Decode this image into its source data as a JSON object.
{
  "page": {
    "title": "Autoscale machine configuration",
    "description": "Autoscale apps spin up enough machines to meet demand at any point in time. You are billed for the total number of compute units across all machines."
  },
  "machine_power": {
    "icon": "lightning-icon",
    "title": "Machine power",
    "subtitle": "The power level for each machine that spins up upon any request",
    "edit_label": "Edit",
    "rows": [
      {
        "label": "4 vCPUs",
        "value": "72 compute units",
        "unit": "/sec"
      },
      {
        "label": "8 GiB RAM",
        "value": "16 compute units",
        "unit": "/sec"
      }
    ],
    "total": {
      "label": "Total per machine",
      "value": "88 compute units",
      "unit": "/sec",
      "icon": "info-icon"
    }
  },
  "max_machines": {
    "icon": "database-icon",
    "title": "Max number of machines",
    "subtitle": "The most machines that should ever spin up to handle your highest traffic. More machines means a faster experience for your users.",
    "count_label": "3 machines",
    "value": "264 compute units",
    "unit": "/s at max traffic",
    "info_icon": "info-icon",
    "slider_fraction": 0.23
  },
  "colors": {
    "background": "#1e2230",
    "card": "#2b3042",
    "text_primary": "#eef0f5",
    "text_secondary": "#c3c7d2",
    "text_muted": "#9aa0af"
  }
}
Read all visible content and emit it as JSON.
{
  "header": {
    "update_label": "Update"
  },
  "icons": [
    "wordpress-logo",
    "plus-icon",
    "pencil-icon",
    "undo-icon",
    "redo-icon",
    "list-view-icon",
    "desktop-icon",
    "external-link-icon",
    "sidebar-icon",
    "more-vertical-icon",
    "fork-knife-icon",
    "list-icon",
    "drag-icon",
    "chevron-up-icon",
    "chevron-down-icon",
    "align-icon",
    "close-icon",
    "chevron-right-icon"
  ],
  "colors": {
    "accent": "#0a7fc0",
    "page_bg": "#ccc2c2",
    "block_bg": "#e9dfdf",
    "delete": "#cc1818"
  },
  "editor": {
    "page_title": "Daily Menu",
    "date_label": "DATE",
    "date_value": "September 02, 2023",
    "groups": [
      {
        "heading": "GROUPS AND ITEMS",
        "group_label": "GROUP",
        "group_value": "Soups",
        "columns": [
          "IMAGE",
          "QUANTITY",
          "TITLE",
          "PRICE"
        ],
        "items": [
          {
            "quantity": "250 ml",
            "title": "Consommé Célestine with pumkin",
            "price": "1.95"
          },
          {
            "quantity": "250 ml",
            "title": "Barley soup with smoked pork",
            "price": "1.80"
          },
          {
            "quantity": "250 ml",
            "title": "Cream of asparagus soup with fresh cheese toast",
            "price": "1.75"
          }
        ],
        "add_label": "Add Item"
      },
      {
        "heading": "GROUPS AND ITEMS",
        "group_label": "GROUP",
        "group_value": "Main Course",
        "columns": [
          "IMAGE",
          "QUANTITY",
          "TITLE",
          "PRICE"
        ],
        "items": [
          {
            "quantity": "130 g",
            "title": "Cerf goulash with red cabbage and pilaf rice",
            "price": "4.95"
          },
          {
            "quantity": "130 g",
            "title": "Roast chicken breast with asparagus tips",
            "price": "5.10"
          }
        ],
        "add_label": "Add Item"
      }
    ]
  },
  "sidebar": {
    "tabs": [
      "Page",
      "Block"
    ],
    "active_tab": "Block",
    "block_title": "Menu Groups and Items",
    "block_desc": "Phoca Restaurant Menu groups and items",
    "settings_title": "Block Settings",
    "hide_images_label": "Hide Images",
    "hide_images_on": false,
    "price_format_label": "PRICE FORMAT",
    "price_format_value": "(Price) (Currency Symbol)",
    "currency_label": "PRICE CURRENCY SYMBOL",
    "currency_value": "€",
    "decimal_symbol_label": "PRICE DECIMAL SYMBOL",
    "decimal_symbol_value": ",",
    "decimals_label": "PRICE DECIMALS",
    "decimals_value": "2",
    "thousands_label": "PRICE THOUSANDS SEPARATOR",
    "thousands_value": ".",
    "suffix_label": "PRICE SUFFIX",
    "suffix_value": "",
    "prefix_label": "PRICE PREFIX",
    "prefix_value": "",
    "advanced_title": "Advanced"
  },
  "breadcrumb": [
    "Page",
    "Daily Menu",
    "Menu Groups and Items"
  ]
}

————

● GOAL OF THE EXERCISE
Reproduce each entry above exactly, keeping every word.

● COMPLETED TASK
Decode this image into its source data as a JSON object.
{
  "page": {
    "title": "Autoscale machine configuration",
    "description": "Autoscale apps spin up enough machines to meet demand at any point in time. You are billed for the total number of compute units across all machines."
  },
  "machine_power": {
    "icon": "lightning-icon",
    "title": "Machine power",
    "subtitle": "The power level for each machine that spins up upon any request",
    "edit_label": "Edit",
    "rows": [
      {
        "label": "4 vCPUs",
        "value": "72 compute units",
        "unit": "/sec"
      },
      {
        "label": "8 GiB RAM",
        "value": "16 compute units",
        "unit": "/sec"
      }
    ],
    "total": {
      "label": "Total per machine",
      "value": "88 compute units",
      "unit": "/sec",
      "icon": "info-icon"
    }
  },
  "max_machines": {
    "icon": "database-icon",
    "title": "Max number of machines",
    "subtitle": "The most machines that should ever spin up to handle your highest traffic. More machines means a faster experience for your users.",
    "count_label": "3 machines",
    "value": "264 compute units",
    "unit": "/s at max traffic",
    "info_icon": "info-icon",
    "slider_fraction": 0.23
  },
  "colors": {
    "background": "#1e2230",
    "card": "#2b3042",
    "text_primary": "#eef0f5",
    "text_secondary": "#c3c7d2",
    "text_muted": "#9aa0af"
  }
}
Read all visible content and emit it as JSON.
{
  "header": {
    "update_label": "Update"
  },
  "icons": [
    "wordpress-logo",
    "plus-icon",
    "pencil-icon",
    "undo-icon",
    "redo-icon",
    "list-view-icon",
    "desktop-icon",
    "external-link-icon",
    "sidebar-icon",
    "more-vertical-icon",
    "fork-knife-icon",
    "list-icon",
    "drag-icon",
    "chevron-up-icon",
    "chevron-down-icon",
    "align-icon",
    "close-icon",
    "chevron-right-icon"
  ],
  "colors": {
    "accent": "#0a7fc0",
    "page_bg": "#ccc2c2",
    "block_bg": "#e9dfdf",
    "delete": "#cc1818"
  },
  "editor": {
    "page_title": "Daily Menu",
    "date_label": "DATE",
    "date_value": "September 02, 2023",
    "groups": [
      {
        "heading": "GROUPS AND ITEMS",
        "group_label": "GROUP",
        "group_value": "Soups",
        "columns": [
          "IMAGE",
          "QUANTITY",
          "TITLE",
          "PRICE"
        ],
        "items": [
          {
            "quantity": "250 ml",
            "title": "Consommé Célestine with pumkin",
            "price": "1.95"
          },
          {
            "quantity": "250 ml",
            "title": "Barley soup with smoked pork",
            "price": "1.80"
          },
          {
            "quantity": "250 ml",
            "title": "Cream of asparagus soup with fresh cheese toast",
            "price": "1.75"
          }
        ],
        "add_label": "Add Item"
      },
      {
        "heading": "GROUPS AND ITEMS",
        "group_label": "GROUP",
        "group_value": "Main Course",
        "columns": [
          "IMAGE",
          "QUANTITY",
          "TITLE",
          "PRICE"
        ],
        "items": [
          {
            "quantity": "130 g",
            "title": "Cerf goulash with red cabbage and pilaf rice",
            "price": "4.95"
          },
          {
            "quantity": "130 g",
            "title": "Roast chicken breast with asparagus tips",
            "price": "5.10"
          }
        ],
        "add_label": "Add Item"
      }
    ]
  },
  "sidebar": {
    "tabs": [
      "Page",
      "Block"
    ],
    "active_tab": "Block",
    "block_title": "Menu Groups and Items",
    "block_desc": "Phoca Restaurant Menu groups and items",
    "settings_title": "Block Settings",
    "hide_images_label": "Hide Images",
    "hide_images_on": false,
    "price_format_label": "PRICE FORMAT",
    "price_format_value": "(Price) (Currency Symbol)",
    "currency_label": "PRICE CURRENCY SYMBOL",
    "currency_value": "€",
    "decimal_symbol_label": "PRICE DECIMAL SYMBOL",
    "decimal_symbol_value": ",",
    "decimals_label": "PRICE DECIMALS",
    "decimals_value": "2",
    "thousands_label": "PRICE THOUSANDS SEPARATOR",
    "thousands_value": ".",
    "suffix_label": "PRICE SUFFIX",
    "suffix_value": "",
    "prefix_label": "PRICE PREFIX",
    "prefix_value": "",
    "advanced_title": "Advanced"
  },
  "breadcrumb": [
    "Page",
    "Daily Menu",
    "Menu Groups and Items"
  ]
}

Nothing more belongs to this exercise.